Requirements:
Below is a listing; reproduce each line of it exactly.

Data lines:

[start]

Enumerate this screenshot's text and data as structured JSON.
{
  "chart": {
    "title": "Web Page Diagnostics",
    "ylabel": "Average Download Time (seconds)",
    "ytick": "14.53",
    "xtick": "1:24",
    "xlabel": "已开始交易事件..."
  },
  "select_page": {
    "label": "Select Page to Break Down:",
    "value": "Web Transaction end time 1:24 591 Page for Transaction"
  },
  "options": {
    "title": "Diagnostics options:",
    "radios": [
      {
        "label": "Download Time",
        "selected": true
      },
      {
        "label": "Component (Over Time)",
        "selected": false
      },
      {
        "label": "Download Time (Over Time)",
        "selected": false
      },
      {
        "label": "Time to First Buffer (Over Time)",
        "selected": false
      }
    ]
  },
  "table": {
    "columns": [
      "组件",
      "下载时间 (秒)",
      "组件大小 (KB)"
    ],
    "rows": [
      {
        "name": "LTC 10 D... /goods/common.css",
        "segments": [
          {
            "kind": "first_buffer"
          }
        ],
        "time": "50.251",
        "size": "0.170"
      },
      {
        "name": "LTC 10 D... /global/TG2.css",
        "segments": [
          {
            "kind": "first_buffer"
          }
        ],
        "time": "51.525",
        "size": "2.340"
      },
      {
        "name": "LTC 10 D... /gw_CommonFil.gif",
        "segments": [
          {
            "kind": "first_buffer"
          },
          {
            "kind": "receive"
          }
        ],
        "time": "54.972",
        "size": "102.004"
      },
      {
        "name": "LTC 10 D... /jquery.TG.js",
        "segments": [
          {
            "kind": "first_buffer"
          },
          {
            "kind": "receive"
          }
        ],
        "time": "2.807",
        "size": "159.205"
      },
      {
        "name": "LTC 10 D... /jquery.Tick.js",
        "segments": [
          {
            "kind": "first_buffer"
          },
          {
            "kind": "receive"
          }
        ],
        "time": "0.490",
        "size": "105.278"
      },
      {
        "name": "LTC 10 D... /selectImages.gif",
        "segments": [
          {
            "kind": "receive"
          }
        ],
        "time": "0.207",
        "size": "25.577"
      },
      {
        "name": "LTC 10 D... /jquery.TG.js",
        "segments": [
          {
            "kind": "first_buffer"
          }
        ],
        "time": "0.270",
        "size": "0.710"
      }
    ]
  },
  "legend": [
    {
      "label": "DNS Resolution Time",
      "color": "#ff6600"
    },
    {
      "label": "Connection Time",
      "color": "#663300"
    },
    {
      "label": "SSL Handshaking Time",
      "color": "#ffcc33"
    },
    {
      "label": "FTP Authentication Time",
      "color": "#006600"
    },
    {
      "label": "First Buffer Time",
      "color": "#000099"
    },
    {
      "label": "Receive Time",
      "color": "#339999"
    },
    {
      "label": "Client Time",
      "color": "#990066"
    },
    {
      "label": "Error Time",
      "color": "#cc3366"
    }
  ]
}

[end]

Response:
Enumerate this screenshot's text and data as structured JSON.
{
  "chart": {
    "title": "Web Page Diagnostics",
    "ylabel": "Average Download Time (seconds)",
    "ytick": "14.53",
    "xtick": "1:24",
    "xlabel": "已开始交易事件..."
  },
  "select_page": {
    "label": "Select Page to Break Down:",
    "value": "Web Transaction end time 1:24 591 Page for Transaction"
  },
  "options": {
    "title": "Diagnostics options:",
    "radios": [
      {
        "label": "Download Time",
        "selected": true
      },
      {
        "label": "Component (Over Time)",
        "selected": false
      },
      {
        "label": "Download Time (Over Time)",
        "selected": false
      },
      {
        "label": "Time to First Buffer (Over Time)",
        "selected": false
      }
    ]
  },
  "table": {
    "columns": [
      "组件",
      "下载时间 (秒)",
      "组件大小 (KB)"
    ],
    "rows": [
      {
        "name": "LTC 10 D... /goods/common.css",
        "segments": [
          {
            "kind": "first_buffer"
          }
        ],
        "time": "50.251",
        "size": "0.170"
      },
      {
        "name": "LTC 10 D... /global/TG2.css",
        "segments": [
          {
            "kind": "first_buffer"
          }
        ],
        "time": "51.525",
        "size": "2.340"
      },
      {
        "name": "LTC 10 D... /gw_CommonFil.gif",
        "segments": [
          {
            "kind": "first_buffer"
          },
          {
            "kind": "receive"
          }
        ],
        "time": "54.972",
        "size": "102.004"
      },
      {
        "name": "LTC 10 D... /jquery.TG.js",
        "segments": [
          {
            "kind": "first_buffer"
          },
          {
            "kind": "receive"
          }
        ],
        "time": "2.807",
        "size": "159.205"
      },
      {
        "name": "LTC 10 D... /jquery.Tick.js",
        "segments": [
          {
            "kind": "first_buffer"
          },
          {
            "kind": "receive"
          }
        ],
        "time": "0.490",
        "size": "105.278"
      },
      {
        "name": "LTC 10 D... /selectImages.gif",
        "segments": [
          {
            "kind": "receive"
          }
        ],
        "time": "0.207",
        "size": "25.577"
      },
      {
        "name": "LTC 10 D... /jquery.TG.js",
        "segments": [
          {
            "kind": "first_buffer"
          }
        ],
        "time": "0.270",
        "size": "0.710"
      }
    ]
  },
  "legend": [
    {
      "label": "DNS Resolution Time",
      "color": "#ff6600"
    },
    {
      "label": "Connection Time",
      "color": "#663300"
    },
    {
      "label": "SSL Handshaking Time",
      "color": "#ffcc33"
    },
    {
      "label": "FTP Authentication Time",
      "color": "#006600"
    },
    {
      "label": "First Buffer Time",
      "color": "#000099"
    },
    {
      "label": "Receive Time",
      "color": "#339999"
    },
    {
      "label": "Client Time",
      "color": "#990066"
    },
    {
      "label": "Error Time",
      "color": "#cc3366"
    }
  ]
}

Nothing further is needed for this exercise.